'''
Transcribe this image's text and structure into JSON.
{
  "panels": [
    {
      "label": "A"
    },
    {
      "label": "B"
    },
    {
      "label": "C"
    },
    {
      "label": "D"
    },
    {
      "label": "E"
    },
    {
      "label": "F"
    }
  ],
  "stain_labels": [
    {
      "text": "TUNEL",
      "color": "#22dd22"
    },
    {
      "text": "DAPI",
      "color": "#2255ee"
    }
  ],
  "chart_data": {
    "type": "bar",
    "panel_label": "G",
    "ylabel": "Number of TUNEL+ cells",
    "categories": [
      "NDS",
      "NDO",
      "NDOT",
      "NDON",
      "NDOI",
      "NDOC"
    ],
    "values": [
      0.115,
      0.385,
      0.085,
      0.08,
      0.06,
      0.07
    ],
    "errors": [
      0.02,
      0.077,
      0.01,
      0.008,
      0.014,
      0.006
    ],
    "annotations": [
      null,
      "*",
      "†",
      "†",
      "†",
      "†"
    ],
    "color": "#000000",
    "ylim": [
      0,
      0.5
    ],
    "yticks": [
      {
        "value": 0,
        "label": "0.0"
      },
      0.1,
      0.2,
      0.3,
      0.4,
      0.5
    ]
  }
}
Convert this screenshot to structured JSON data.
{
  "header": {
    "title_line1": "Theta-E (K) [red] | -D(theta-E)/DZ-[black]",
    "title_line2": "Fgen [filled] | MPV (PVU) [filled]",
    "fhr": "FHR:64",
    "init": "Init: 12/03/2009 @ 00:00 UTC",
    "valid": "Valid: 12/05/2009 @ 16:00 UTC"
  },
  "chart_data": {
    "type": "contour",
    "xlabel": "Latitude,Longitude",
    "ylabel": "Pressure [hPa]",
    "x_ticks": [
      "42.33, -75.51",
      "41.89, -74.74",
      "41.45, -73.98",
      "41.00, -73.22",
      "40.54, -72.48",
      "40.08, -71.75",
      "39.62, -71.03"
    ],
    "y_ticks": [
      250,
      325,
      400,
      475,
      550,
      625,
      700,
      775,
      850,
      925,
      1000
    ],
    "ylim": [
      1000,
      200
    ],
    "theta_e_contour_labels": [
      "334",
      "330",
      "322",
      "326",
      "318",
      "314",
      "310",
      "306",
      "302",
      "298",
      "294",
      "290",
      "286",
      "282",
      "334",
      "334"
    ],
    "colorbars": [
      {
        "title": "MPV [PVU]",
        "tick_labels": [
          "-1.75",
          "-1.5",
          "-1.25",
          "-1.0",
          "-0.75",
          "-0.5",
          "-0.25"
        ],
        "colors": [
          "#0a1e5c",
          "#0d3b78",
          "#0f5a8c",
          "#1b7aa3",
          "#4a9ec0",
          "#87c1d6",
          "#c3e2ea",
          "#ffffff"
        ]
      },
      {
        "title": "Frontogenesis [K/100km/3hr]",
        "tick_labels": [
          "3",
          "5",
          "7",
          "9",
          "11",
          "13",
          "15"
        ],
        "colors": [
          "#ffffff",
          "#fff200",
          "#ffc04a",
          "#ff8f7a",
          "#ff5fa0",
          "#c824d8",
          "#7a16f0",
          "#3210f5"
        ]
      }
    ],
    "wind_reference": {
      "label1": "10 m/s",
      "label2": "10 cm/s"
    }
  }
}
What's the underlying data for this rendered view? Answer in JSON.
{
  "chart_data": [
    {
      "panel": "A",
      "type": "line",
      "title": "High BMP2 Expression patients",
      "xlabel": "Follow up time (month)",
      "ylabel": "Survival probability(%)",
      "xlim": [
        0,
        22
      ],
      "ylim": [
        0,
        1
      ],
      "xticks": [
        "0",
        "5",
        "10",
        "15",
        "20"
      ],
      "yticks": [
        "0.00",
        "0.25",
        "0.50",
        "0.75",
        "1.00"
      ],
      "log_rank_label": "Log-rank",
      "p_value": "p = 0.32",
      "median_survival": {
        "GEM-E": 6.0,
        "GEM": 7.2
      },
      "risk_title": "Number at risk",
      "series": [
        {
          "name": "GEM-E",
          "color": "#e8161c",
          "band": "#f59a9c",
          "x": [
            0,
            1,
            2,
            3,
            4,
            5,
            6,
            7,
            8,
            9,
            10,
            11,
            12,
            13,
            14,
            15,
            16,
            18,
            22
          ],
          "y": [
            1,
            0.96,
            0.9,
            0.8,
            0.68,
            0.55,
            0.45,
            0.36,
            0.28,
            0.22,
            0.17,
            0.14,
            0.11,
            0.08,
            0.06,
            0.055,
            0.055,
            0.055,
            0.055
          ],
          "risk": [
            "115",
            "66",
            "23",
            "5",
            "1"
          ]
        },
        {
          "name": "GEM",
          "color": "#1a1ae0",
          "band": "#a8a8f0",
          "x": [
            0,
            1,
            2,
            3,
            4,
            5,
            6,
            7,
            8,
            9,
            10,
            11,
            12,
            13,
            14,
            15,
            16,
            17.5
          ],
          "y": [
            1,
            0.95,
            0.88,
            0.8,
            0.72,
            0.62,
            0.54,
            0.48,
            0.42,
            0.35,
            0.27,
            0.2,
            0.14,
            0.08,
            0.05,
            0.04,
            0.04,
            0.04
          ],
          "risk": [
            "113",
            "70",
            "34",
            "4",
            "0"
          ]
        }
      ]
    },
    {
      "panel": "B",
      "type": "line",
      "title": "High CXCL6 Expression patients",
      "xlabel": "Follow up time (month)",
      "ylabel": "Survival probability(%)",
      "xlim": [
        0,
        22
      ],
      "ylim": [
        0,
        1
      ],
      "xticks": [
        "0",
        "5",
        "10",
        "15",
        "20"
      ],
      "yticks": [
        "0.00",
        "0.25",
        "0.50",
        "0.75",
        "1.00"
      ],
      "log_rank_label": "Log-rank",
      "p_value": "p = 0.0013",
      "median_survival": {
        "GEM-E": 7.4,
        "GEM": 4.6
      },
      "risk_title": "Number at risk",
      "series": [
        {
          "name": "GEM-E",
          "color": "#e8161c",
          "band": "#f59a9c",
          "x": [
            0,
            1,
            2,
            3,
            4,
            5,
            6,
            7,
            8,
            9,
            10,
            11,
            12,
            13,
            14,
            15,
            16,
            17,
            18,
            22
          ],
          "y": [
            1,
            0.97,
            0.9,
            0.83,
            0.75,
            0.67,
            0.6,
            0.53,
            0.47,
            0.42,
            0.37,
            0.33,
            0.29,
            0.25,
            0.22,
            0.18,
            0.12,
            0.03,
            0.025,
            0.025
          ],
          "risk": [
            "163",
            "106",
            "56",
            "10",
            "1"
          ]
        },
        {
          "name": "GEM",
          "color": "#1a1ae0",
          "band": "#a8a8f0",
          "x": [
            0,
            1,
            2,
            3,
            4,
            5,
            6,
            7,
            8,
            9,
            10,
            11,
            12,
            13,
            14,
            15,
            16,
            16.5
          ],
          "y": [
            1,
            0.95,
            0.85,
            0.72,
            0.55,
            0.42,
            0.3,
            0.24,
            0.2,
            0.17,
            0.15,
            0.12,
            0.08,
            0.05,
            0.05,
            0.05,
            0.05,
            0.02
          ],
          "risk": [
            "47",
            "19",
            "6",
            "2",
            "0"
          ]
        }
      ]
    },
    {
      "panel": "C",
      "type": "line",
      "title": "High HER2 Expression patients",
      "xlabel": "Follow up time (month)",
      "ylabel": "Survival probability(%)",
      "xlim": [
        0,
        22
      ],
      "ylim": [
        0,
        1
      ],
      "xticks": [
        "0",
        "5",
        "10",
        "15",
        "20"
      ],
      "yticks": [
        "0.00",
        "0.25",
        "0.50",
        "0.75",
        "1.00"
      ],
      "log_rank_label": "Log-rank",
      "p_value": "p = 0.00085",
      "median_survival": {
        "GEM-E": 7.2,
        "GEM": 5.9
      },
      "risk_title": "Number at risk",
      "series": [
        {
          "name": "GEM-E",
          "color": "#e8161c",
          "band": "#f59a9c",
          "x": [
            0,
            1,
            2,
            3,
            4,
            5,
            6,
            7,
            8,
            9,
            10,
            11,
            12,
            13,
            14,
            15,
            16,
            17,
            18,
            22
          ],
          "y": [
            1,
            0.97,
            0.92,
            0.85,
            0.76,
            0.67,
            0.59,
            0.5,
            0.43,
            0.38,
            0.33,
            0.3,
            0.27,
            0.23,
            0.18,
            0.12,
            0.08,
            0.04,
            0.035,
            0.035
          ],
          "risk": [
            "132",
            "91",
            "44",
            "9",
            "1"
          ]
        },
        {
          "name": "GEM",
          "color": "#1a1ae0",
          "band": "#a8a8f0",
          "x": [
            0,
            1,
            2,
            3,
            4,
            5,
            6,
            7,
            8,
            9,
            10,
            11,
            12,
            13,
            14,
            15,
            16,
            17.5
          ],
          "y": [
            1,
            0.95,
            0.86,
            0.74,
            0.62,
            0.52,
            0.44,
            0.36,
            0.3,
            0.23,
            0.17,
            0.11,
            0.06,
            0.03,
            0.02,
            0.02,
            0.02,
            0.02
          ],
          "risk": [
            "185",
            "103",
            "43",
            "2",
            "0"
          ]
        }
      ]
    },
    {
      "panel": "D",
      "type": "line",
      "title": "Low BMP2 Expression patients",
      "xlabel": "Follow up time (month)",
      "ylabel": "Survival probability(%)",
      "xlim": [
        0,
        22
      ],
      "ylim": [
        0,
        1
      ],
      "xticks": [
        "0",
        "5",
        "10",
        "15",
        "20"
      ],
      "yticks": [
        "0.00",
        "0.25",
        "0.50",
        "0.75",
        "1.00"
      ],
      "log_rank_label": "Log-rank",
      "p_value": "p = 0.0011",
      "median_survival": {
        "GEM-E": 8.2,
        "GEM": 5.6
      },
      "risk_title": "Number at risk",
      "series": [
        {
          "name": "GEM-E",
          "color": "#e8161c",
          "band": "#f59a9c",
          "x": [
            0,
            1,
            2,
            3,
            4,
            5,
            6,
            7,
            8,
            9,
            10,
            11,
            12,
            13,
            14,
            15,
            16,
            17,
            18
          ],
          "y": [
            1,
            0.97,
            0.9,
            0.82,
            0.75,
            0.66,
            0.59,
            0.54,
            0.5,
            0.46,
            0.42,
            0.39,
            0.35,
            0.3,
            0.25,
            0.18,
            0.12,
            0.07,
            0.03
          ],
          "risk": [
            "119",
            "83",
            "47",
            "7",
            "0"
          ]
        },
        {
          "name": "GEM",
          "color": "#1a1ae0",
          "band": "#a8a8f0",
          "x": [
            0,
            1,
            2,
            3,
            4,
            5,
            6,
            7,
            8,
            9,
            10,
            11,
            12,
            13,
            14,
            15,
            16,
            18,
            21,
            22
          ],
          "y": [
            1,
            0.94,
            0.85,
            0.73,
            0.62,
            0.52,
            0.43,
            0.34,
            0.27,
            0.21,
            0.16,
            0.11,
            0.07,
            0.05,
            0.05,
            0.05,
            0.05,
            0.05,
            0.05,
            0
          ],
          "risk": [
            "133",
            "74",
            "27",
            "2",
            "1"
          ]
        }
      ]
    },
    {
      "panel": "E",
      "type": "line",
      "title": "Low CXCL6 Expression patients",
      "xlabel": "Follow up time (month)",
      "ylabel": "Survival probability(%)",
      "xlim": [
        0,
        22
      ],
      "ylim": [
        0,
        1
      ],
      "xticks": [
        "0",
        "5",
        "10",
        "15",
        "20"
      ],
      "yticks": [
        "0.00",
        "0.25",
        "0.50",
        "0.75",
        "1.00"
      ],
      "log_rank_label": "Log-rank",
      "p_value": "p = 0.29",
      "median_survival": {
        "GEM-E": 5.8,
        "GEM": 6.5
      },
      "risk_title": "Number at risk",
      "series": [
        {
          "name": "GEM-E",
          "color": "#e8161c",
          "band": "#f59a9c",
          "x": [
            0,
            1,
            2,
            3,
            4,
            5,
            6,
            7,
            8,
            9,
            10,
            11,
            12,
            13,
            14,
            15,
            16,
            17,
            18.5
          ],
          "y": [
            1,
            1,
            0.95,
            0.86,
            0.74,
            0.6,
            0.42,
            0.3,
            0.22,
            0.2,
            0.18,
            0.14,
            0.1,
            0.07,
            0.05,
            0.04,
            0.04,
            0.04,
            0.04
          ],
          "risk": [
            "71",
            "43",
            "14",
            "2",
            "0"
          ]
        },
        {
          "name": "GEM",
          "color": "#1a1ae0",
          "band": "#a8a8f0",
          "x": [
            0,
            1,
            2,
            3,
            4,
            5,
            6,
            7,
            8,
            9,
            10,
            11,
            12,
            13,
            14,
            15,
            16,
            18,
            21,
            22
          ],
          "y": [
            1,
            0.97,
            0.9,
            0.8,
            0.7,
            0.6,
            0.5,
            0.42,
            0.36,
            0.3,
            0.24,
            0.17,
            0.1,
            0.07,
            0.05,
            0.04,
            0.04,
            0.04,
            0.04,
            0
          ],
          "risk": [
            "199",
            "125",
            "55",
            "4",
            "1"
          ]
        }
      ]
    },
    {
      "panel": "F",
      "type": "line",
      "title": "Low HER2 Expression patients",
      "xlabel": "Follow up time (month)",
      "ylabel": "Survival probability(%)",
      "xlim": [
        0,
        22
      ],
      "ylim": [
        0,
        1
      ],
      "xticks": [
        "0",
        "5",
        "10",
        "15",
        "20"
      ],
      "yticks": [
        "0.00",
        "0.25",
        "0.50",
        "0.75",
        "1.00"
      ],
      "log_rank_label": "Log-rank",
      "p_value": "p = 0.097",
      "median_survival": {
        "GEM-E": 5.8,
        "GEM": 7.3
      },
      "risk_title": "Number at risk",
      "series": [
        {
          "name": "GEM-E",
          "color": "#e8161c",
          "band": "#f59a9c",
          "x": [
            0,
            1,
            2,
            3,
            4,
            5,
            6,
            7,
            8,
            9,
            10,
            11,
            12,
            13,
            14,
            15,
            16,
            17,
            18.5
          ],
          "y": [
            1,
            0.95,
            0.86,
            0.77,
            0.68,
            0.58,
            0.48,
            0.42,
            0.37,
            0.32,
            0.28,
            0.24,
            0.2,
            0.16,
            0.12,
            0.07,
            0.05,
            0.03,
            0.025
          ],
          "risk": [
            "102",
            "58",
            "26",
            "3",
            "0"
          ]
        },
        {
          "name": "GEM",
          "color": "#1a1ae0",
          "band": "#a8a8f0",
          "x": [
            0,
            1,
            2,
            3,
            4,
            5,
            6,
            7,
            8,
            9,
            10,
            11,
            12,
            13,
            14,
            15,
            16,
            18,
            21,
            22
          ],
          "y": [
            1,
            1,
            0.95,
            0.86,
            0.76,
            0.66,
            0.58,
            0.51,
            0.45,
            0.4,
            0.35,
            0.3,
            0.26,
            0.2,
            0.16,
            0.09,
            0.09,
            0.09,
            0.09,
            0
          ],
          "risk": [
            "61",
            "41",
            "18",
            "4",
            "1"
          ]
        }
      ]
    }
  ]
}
'''
▸ **ACTION ITEM**
Scan the data, and report each line that uses the word "TUNEL".

▸ **EXERCISE OUTPUT**
      "text": "TUNEL",
    "ylabel": "Number of TUNEL+ cells",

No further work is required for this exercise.